(Collected data entries)
>>>>
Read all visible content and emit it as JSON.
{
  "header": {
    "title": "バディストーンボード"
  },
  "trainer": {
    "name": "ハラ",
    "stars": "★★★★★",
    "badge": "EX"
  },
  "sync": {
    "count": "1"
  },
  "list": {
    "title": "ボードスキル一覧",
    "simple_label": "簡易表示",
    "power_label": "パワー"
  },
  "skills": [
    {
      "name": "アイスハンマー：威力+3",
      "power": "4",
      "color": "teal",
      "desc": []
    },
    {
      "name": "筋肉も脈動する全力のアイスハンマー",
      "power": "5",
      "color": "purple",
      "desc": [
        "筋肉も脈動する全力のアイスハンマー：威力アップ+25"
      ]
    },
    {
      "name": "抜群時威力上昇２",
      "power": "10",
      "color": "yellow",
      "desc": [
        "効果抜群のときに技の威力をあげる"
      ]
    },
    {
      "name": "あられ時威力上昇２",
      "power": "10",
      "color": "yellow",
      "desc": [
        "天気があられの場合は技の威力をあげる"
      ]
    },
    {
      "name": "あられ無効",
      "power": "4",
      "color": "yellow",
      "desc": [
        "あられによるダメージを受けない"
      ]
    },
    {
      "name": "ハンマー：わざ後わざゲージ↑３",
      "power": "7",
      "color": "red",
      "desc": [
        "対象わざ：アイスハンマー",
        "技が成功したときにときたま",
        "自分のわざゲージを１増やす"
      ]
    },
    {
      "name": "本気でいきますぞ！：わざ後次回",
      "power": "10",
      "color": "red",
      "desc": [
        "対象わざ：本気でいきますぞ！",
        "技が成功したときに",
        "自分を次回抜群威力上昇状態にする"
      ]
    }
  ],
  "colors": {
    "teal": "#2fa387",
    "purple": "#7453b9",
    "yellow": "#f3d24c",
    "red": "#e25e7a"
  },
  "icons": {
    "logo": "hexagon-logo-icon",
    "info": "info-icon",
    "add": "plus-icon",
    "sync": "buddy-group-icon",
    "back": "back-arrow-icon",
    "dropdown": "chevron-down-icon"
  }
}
<<<<
Goal – Set all of the records down again, exactly as they stand.

Final result –
Read all visible content and emit it as JSON.
{
  "header": {
    "title": "バディストーンボード"
  },
  "trainer": {
    "name": "ハラ",
    "stars": "★★★★★",
    "badge": "EX"
  },
  "sync": {
    "count": "1"
  },
  "list": {
    "title": "ボードスキル一覧",
    "simple_label": "簡易表示",
    "power_label": "パワー"
  },
  "skills": [
    {
      "name": "アイスハンマー：威力+3",
      "power": "4",
      "color": "teal",
      "desc": []
    },
    {
      "name": "筋肉も脈動する全力のアイスハンマー",
      "power": "5",
      "color": "purple",
      "desc": [
        "筋肉も脈動する全力のアイスハンマー：威力アップ+25"
      ]
    },
    {
      "name": "抜群時威力上昇２",
      "power": "10",
      "color": "yellow",
      "desc": [
        "効果抜群のときに技の威力をあげる"
      ]
    },
    {
      "name": "あられ時威力上昇２",
      "power": "10",
      "color": "yellow",
      "desc": [
        "天気があられの場合は技の威力をあげる"
      ]
    },
    {
      "name": "あられ無効",
      "power": "4",
      "color": "yellow",
      "desc": [
        "あられによるダメージを受けない"
      ]
    },
    {
      "name": "ハンマー：わざ後わざゲージ↑３",
      "power": "7",
      "color": "red",
      "desc": [
        "対象わざ：アイスハンマー",
        "技が成功したときにときたま",
        "自分のわざゲージを１増やす"
      ]
    },
    {
      "name": "本気でいきますぞ！：わざ後次回",
      "power": "10",
      "color": "red",
      "desc": [
        "対象わざ：本気でいきますぞ！",
        "技が成功したときに",
        "自分を次回抜群威力上昇状態にする"
      ]
    }
  ],
  "colors": {
    "teal": "#2fa387",
    "purple": "#7453b9",
    "yellow": "#f3d24c",
    "red": "#e25e7a"
  },
  "icons": {
    "logo": "hexagon-logo-icon",
    "info": "info-icon",
    "add": "plus-icon",
    "sync": "buddy-group-icon",
    "back": "back-arrow-icon",
    "dropdown": "chevron-down-icon"
  }
}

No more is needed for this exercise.